== DATASET ENTRIES ==

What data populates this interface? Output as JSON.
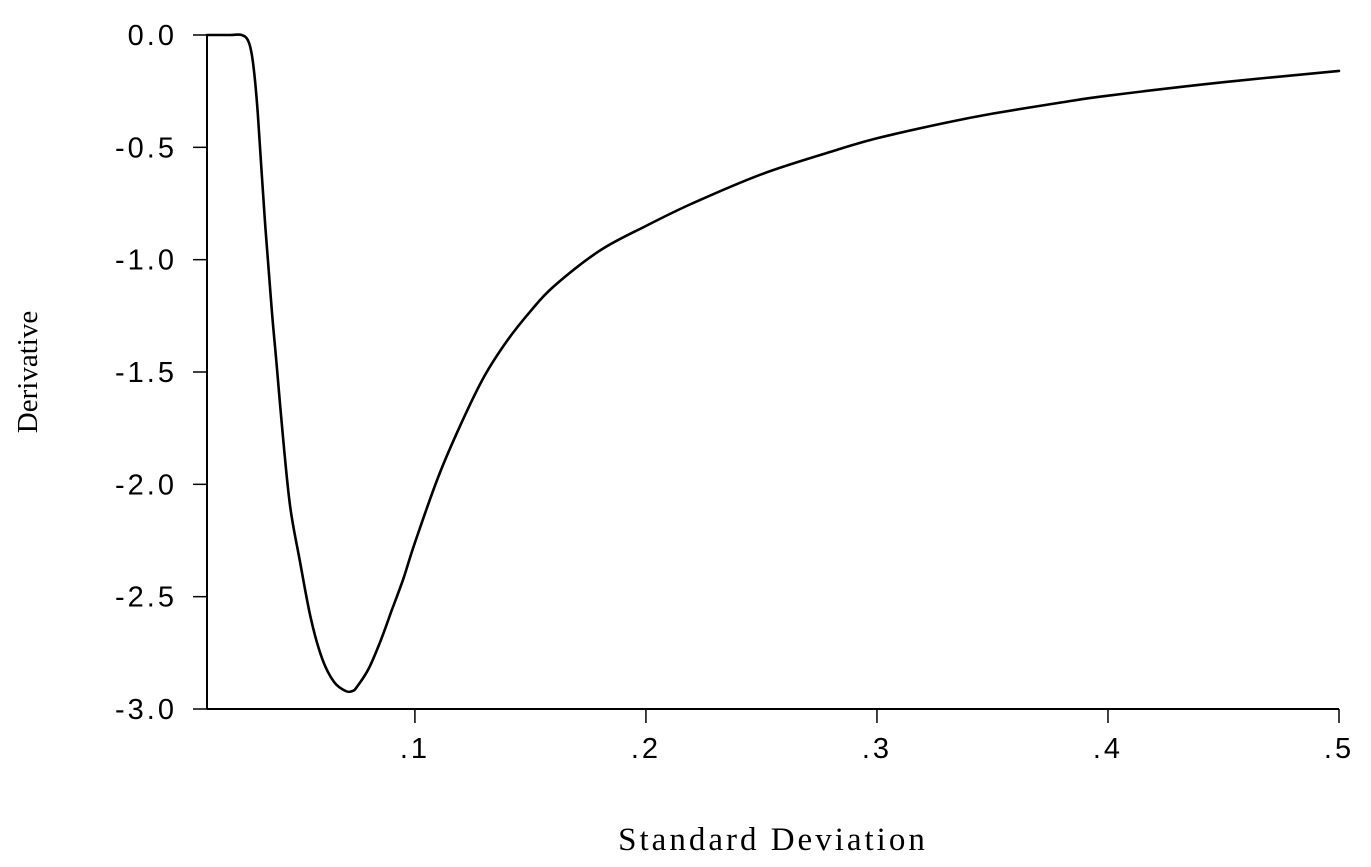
{
  "chart_data": {
    "type": "line",
    "title": "",
    "xlabel": "Standard Deviation",
    "ylabel": "Derivative",
    "xlim": [
      0.01,
      0.5
    ],
    "ylim": [
      -3.0,
      0.0
    ],
    "x_ticks": [
      0.1,
      0.2,
      0.3,
      0.4,
      0.5
    ],
    "x_tick_labels": [
      ".1",
      ".2",
      ".3",
      ".4",
      ".5"
    ],
    "y_ticks": [
      0.0,
      -0.5,
      -1.0,
      -1.5,
      -2.0,
      -2.5,
      -3.0
    ],
    "y_tick_labels": [
      "0.0",
      "-0.5",
      "-1.0",
      "-1.5",
      "-2.0",
      "-2.5",
      "-3.0"
    ],
    "grid": false,
    "legend": "none",
    "line_color": "#000000",
    "series": [
      {
        "x": [
          0.01,
          0.02,
          0.025,
          0.028,
          0.03,
          0.032,
          0.035,
          0.038,
          0.04,
          0.043,
          0.046,
          0.05,
          0.055,
          0.06,
          0.065,
          0.07,
          0.073,
          0.075,
          0.08,
          0.085,
          0.09,
          0.095,
          0.1,
          0.11,
          0.12,
          0.13,
          0.14,
          0.15,
          0.16,
          0.18,
          0.2,
          0.22,
          0.25,
          0.28,
          0.3,
          0.33,
          0.35,
          0.38,
          0.4,
          0.45,
          0.5
        ],
        "y": [
          0.0,
          0.0,
          0.0,
          -0.03,
          -0.13,
          -0.35,
          -0.82,
          -1.22,
          -1.45,
          -1.8,
          -2.1,
          -2.33,
          -2.6,
          -2.78,
          -2.88,
          -2.92,
          -2.92,
          -2.9,
          -2.82,
          -2.7,
          -2.56,
          -2.42,
          -2.26,
          -1.97,
          -1.73,
          -1.52,
          -1.36,
          -1.23,
          -1.12,
          -0.96,
          -0.85,
          -0.75,
          -0.62,
          -0.52,
          -0.46,
          -0.39,
          -0.35,
          -0.3,
          -0.27,
          -0.21,
          -0.16
        ]
      }
    ]
  }
}
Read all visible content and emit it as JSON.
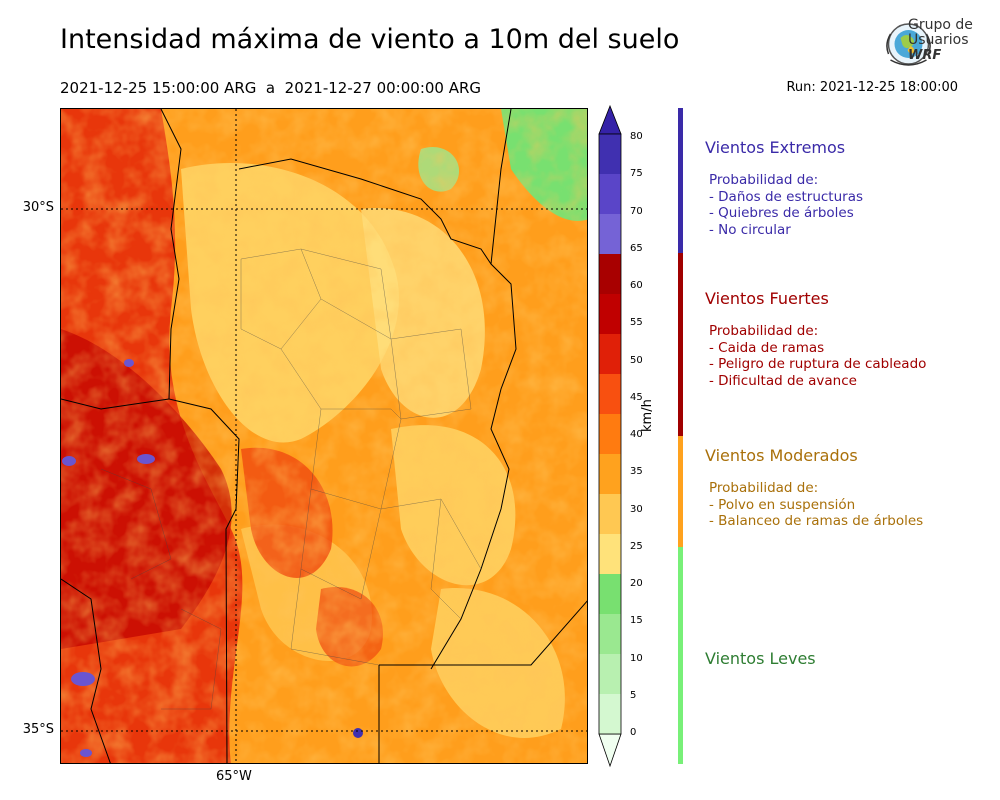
{
  "header": {
    "title": "Intensidad máxima de viento a 10m del suelo",
    "subtitle": "2021-12-25 15:00:00 ARG  a  2021-12-27 00:00:00 ARG",
    "run": "Run: 2021-12-25 18:00:00"
  },
  "logo": {
    "line1": "Grupo de",
    "line2": "Usuarios",
    "line3": "WRF",
    "icon": "globe-icon"
  },
  "map": {
    "lat_labels": [
      "30°S",
      "35°S"
    ],
    "lon_labels": [
      "65°W"
    ]
  },
  "colorbar": {
    "units": "km/h",
    "ticks": [
      "0",
      "5",
      "10",
      "15",
      "20",
      "25",
      "30",
      "35",
      "40",
      "45",
      "50",
      "55",
      "60",
      "65",
      "70",
      "75",
      "80"
    ],
    "colors": [
      "#f0fff0",
      "#d4f8d0",
      "#b8f0b0",
      "#9ae890",
      "#78e070",
      "#ffe27a",
      "#ffc852",
      "#ffa21e",
      "#ff7b10",
      "#f85010",
      "#e02008",
      "#c00000",
      "#a80000",
      "#7563d6",
      "#5a45c8",
      "#4030b0",
      "#3522a8"
    ]
  },
  "categories": [
    {
      "title": "Vientos Extremos",
      "color": "#3a2aa8",
      "desc": [
        " Probabilidad de:",
        " - Daños de estructuras",
        " - Quiebres de árboles",
        " - No circular"
      ]
    },
    {
      "title": "Vientos Fuertes",
      "color": "#a00000",
      "desc": [
        " Probabilidad de:",
        " - Caida de ramas",
        " - Peligro de ruptura de cableado",
        " - Dificultad de avance"
      ]
    },
    {
      "title": "Vientos Moderados",
      "color": "#a9700a",
      "desc": [
        " Probabilidad de:",
        " - Polvo en suspensión",
        " - Balanceo de ramas de árboles"
      ]
    },
    {
      "title": "Vientos Leves",
      "color": "#2e7d32",
      "desc": []
    }
  ],
  "bar_colors": {
    "extremos": "#3a2aa8",
    "fuertes": "#a00000",
    "moderados": "#ffa21e",
    "leves": "#78f078"
  }
}
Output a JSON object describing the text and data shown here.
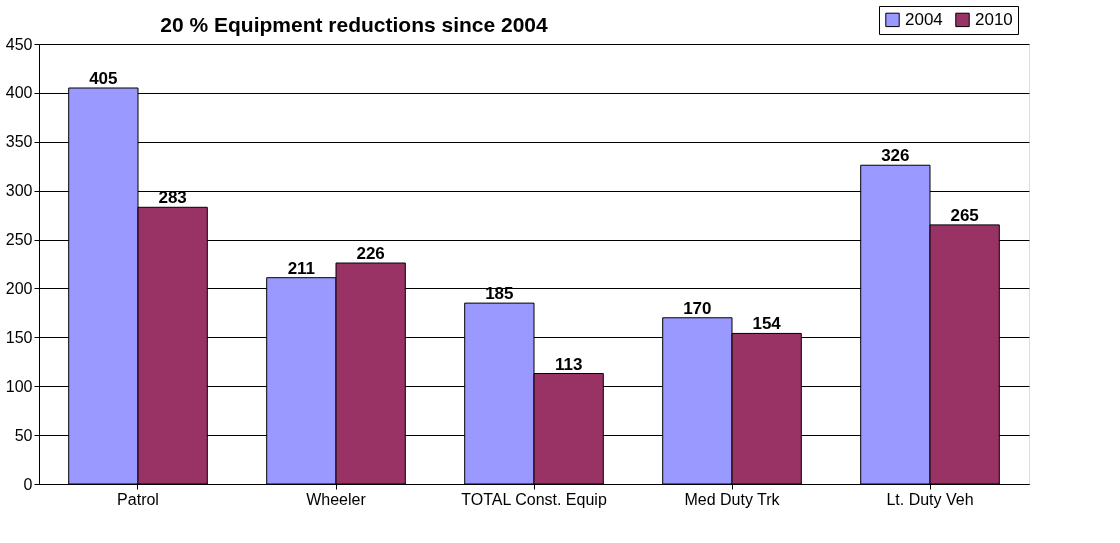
{
  "chart_data": {
    "type": "bar",
    "title": "20 % Equipment reductions since 2004",
    "categories": [
      "Patrol",
      "Wheeler",
      "TOTAL Const. Equip",
      "Med Duty Trk",
      "Lt. Duty Veh"
    ],
    "series": [
      {
        "name": "2004",
        "color": "#9999ff",
        "values": [
          405,
          211,
          185,
          170,
          326
        ]
      },
      {
        "name": "2010",
        "color": "#993366",
        "values": [
          283,
          226,
          113,
          154,
          265
        ]
      }
    ],
    "ylim": [
      0,
      450
    ],
    "yticks": [
      0,
      50,
      100,
      150,
      200,
      250,
      300,
      350,
      400,
      450
    ],
    "grid": "y",
    "legend": "top right",
    "data_labels": true
  }
}
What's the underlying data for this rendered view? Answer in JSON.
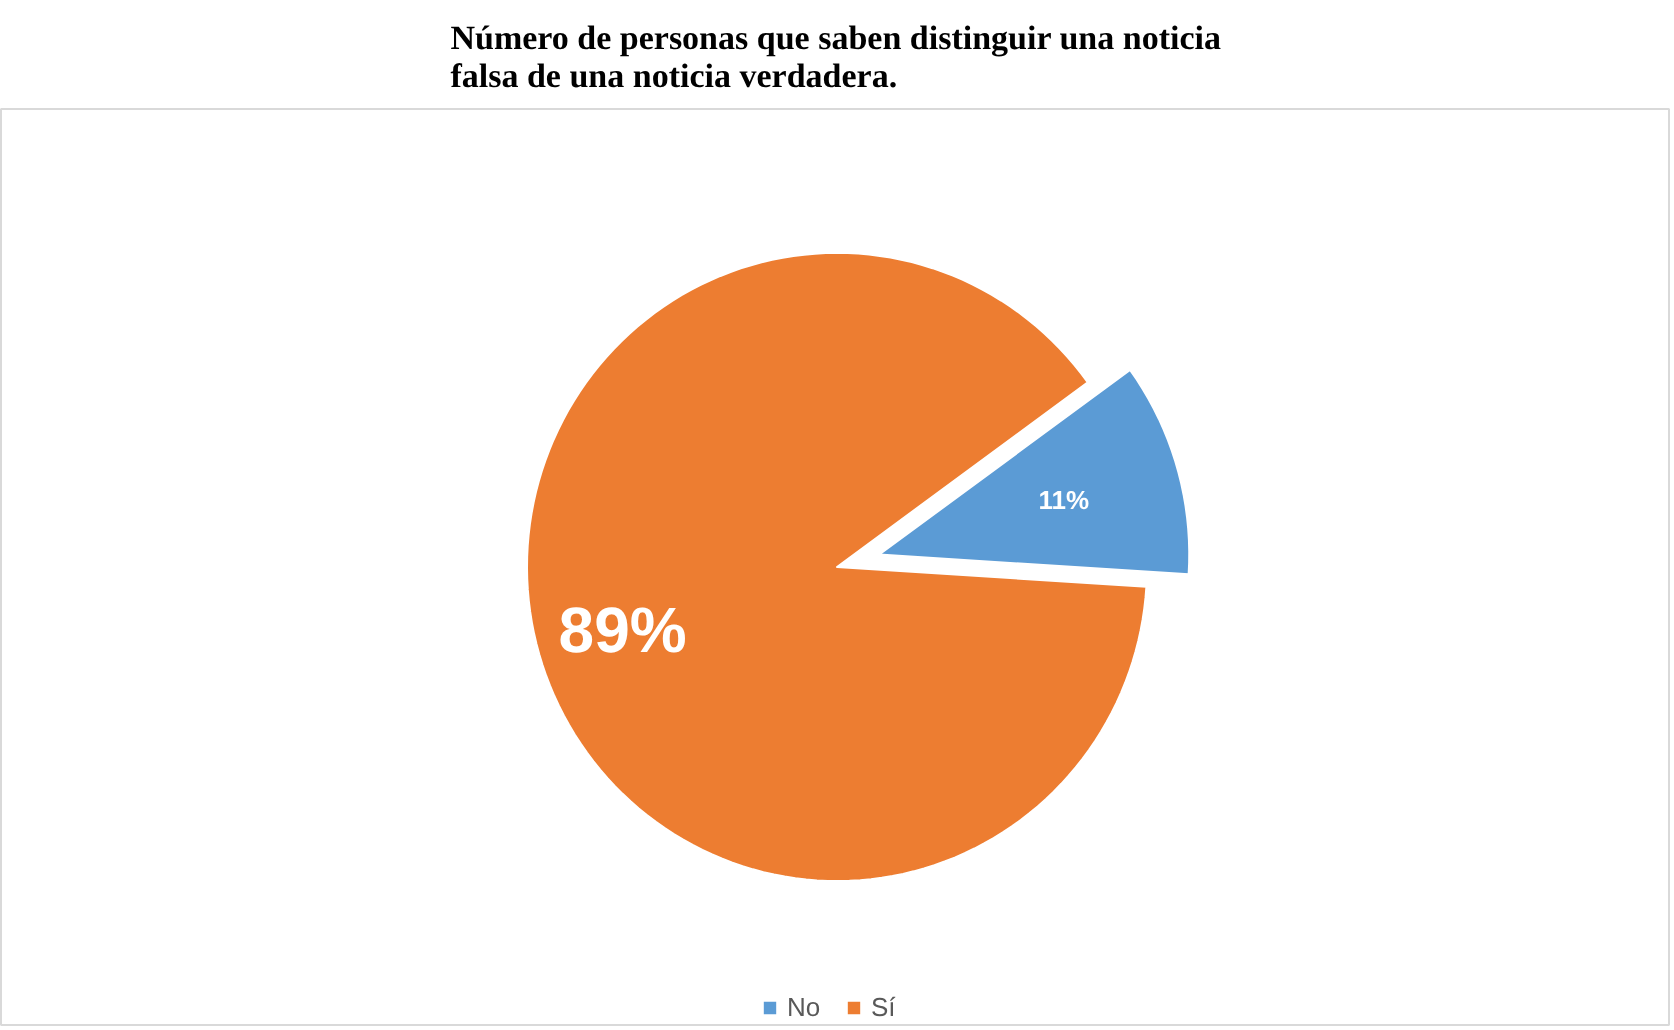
{
  "chart_data": {
    "type": "pie",
    "title": "Número de personas que saben distinguir una noticia falsa de una noticia verdadera.",
    "categories": [
      "No",
      "Sí"
    ],
    "values": [
      11,
      89
    ],
    "colors": [
      "#5b9bd5",
      "#ed7d31"
    ],
    "value_labels": [
      "11%",
      "89%"
    ],
    "legend": "bottom"
  }
}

===

WHAT THIS TASK INVOLVES
Starting at the line that holds "What's the underlying", copy each line exactly through the end of the listing, both ends included. Leave the pictures out.

EXERCISE RESULT
What's the underlying data for this rendered view? Answer in JSON.
{
  "chart_data": {
    "type": "pie",
    "title": "Número de personas que saben distinguir una noticia falsa de una noticia verdadera.",
    "categories": [
      "No",
      "Sí"
    ],
    "values": [
      11,
      89
    ],
    "colors": [
      "#5b9bd5",
      "#ed7d31"
    ],
    "value_labels": [
      "11%",
      "89%"
    ],
    "legend": "bottom"
  }
}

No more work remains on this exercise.